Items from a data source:
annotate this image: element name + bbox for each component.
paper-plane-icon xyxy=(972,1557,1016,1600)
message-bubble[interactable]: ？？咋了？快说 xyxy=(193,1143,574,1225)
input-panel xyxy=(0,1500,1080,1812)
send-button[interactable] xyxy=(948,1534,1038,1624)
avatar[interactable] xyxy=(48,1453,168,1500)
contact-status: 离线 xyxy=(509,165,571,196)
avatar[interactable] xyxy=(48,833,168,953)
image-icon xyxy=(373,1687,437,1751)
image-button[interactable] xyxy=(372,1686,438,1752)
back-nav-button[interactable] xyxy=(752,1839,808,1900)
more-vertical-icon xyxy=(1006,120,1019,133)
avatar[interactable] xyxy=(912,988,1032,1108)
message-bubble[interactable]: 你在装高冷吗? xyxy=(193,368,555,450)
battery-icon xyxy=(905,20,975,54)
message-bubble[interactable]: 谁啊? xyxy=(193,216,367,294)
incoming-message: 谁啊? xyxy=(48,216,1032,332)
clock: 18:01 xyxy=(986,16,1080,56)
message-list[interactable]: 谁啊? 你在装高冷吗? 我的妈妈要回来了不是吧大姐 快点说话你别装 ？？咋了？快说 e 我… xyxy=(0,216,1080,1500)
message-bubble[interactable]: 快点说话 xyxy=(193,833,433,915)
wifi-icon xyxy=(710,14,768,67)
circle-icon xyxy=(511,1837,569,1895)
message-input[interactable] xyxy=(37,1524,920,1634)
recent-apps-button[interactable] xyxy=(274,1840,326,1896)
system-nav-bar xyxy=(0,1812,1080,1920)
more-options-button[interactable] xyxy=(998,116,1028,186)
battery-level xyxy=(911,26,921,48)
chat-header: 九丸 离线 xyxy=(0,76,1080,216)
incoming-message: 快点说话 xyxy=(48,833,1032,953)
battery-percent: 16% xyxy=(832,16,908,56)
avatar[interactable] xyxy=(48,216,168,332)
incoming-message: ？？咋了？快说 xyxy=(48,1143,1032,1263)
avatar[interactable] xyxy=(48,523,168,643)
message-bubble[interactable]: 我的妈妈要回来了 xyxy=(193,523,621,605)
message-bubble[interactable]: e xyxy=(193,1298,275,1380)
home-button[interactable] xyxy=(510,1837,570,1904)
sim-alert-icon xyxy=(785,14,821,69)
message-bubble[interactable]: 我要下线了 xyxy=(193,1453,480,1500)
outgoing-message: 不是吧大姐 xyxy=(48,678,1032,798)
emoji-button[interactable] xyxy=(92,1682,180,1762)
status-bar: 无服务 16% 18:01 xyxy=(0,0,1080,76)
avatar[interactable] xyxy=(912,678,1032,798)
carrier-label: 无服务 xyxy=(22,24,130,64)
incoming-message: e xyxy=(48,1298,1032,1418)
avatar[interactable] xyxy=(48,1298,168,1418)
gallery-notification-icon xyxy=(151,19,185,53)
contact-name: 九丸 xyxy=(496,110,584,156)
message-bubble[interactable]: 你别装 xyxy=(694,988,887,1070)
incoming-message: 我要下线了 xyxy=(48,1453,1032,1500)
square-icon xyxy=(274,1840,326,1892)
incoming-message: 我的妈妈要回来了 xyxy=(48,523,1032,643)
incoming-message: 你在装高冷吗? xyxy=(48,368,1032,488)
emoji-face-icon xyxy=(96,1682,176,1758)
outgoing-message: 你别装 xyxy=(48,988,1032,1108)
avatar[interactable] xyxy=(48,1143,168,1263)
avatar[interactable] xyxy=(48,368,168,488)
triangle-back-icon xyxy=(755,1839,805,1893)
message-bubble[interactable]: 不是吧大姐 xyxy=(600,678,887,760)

**What to work on**
Rename every instance of "message-bubble" in the data above to "chat-bubble", keeping all other text the same.

**Answer to the task**
annotate this image: element name + bbox for each component.
paper-plane-icon xyxy=(972,1557,1016,1600)
chat-bubble[interactable]: ？？咋了？快说 xyxy=(193,1143,574,1225)
input-panel xyxy=(0,1500,1080,1812)
send-button[interactable] xyxy=(948,1534,1038,1624)
avatar[interactable] xyxy=(48,1453,168,1500)
contact-status: 离线 xyxy=(509,165,571,196)
avatar[interactable] xyxy=(48,833,168,953)
image-icon xyxy=(373,1687,437,1751)
image-button[interactable] xyxy=(372,1686,438,1752)
back-nav-button[interactable] xyxy=(752,1839,808,1900)
more-vertical-icon xyxy=(1006,120,1019,133)
avatar[interactable] xyxy=(912,988,1032,1108)
chat-bubble[interactable]: 你在装高冷吗? xyxy=(193,368,555,450)
battery-icon xyxy=(905,20,975,54)
chat-bubble[interactable]: 谁啊? xyxy=(193,216,367,294)
incoming-message: 谁啊? xyxy=(48,216,1032,332)
clock: 18:01 xyxy=(986,16,1080,56)
message-list[interactable]: 谁啊? 你在装高冷吗? 我的妈妈要回来了不是吧大姐 快点说话你别装 ？？咋了？快说 e 我… xyxy=(0,216,1080,1500)
chat-bubble[interactable]: 快点说话 xyxy=(193,833,433,915)
wifi-icon xyxy=(710,14,768,67)
circle-icon xyxy=(511,1837,569,1895)
message-input[interactable] xyxy=(37,1524,920,1634)
recent-apps-button[interactable] xyxy=(274,1840,326,1896)
system-nav-bar xyxy=(0,1812,1080,1920)
more-options-button[interactable] xyxy=(998,116,1028,186)
battery-level xyxy=(911,26,921,48)
chat-header: 九丸 离线 xyxy=(0,76,1080,216)
incoming-message: 快点说话 xyxy=(48,833,1032,953)
battery-percent: 16% xyxy=(832,16,908,56)
avatar[interactable] xyxy=(48,216,168,332)
incoming-message: ？？咋了？快说 xyxy=(48,1143,1032,1263)
avatar[interactable] xyxy=(48,523,168,643)
chat-bubble[interactable]: 我的妈妈要回来了 xyxy=(193,523,621,605)
chat-bubble[interactable]: e xyxy=(193,1298,275,1380)
home-button[interactable] xyxy=(510,1837,570,1904)
sim-alert-icon xyxy=(785,14,821,69)
chat-bubble[interactable]: 我要下线了 xyxy=(193,1453,480,1500)
outgoing-message: 不是吧大姐 xyxy=(48,678,1032,798)
emoji-button[interactable] xyxy=(92,1682,180,1762)
status-bar: 无服务 16% 18:01 xyxy=(0,0,1080,76)
avatar[interactable] xyxy=(912,678,1032,798)
carrier-label: 无服务 xyxy=(22,24,130,64)
incoming-message: e xyxy=(48,1298,1032,1418)
avatar[interactable] xyxy=(48,1298,168,1418)
gallery-notification-icon xyxy=(151,19,185,53)
contact-name: 九丸 xyxy=(496,110,584,156)
chat-bubble[interactable]: 你别装 xyxy=(694,988,887,1070)
incoming-message: 我要下线了 xyxy=(48,1453,1032,1500)
square-icon xyxy=(274,1840,326,1892)
incoming-message: 我的妈妈要回来了 xyxy=(48,523,1032,643)
incoming-message: 你在装高冷吗? xyxy=(48,368,1032,488)
emoji-face-icon xyxy=(96,1682,176,1758)
outgoing-message: 你别装 xyxy=(48,988,1032,1108)
avatar[interactable] xyxy=(48,1143,168,1263)
avatar[interactable] xyxy=(48,368,168,488)
triangle-back-icon xyxy=(755,1839,805,1893)
chat-bubble[interactable]: 不是吧大姐 xyxy=(600,678,887,760)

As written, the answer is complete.